Data excerpts:
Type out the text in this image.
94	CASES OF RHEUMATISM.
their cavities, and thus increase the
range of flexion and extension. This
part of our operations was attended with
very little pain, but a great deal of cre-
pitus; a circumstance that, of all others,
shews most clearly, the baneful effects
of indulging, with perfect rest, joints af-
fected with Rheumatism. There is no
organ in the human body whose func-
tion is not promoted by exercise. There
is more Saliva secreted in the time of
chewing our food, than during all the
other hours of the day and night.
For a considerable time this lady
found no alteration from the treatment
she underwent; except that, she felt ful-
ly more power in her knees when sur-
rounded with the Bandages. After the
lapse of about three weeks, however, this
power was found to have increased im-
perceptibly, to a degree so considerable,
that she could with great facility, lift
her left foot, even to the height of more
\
...
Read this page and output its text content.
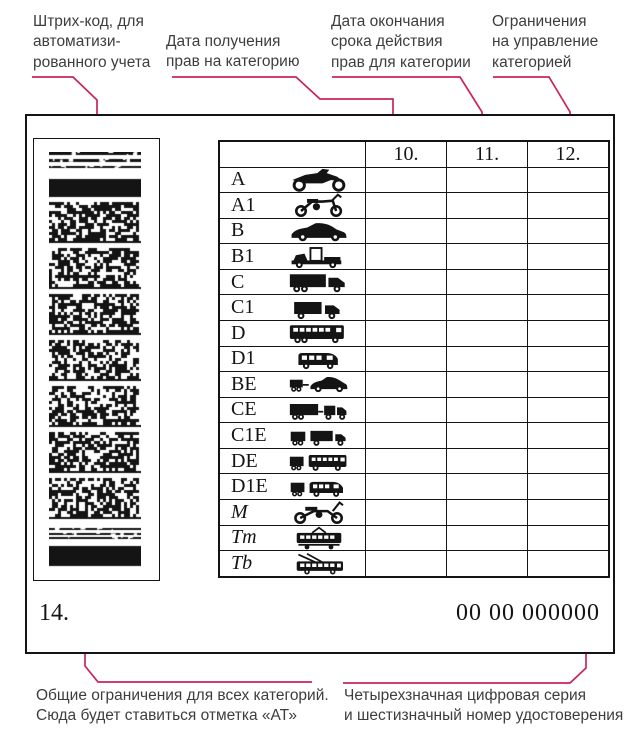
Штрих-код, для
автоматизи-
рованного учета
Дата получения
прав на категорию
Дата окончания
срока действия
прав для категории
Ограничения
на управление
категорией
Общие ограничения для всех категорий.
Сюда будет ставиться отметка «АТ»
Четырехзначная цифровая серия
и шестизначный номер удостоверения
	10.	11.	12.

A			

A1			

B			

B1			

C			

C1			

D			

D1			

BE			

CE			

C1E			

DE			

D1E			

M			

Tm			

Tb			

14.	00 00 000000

- Work to complete -
All lines of the data above that include the word "time" must be shown.

- Written answer -
is more Saliva secreted in the time of
For a considerable time this lady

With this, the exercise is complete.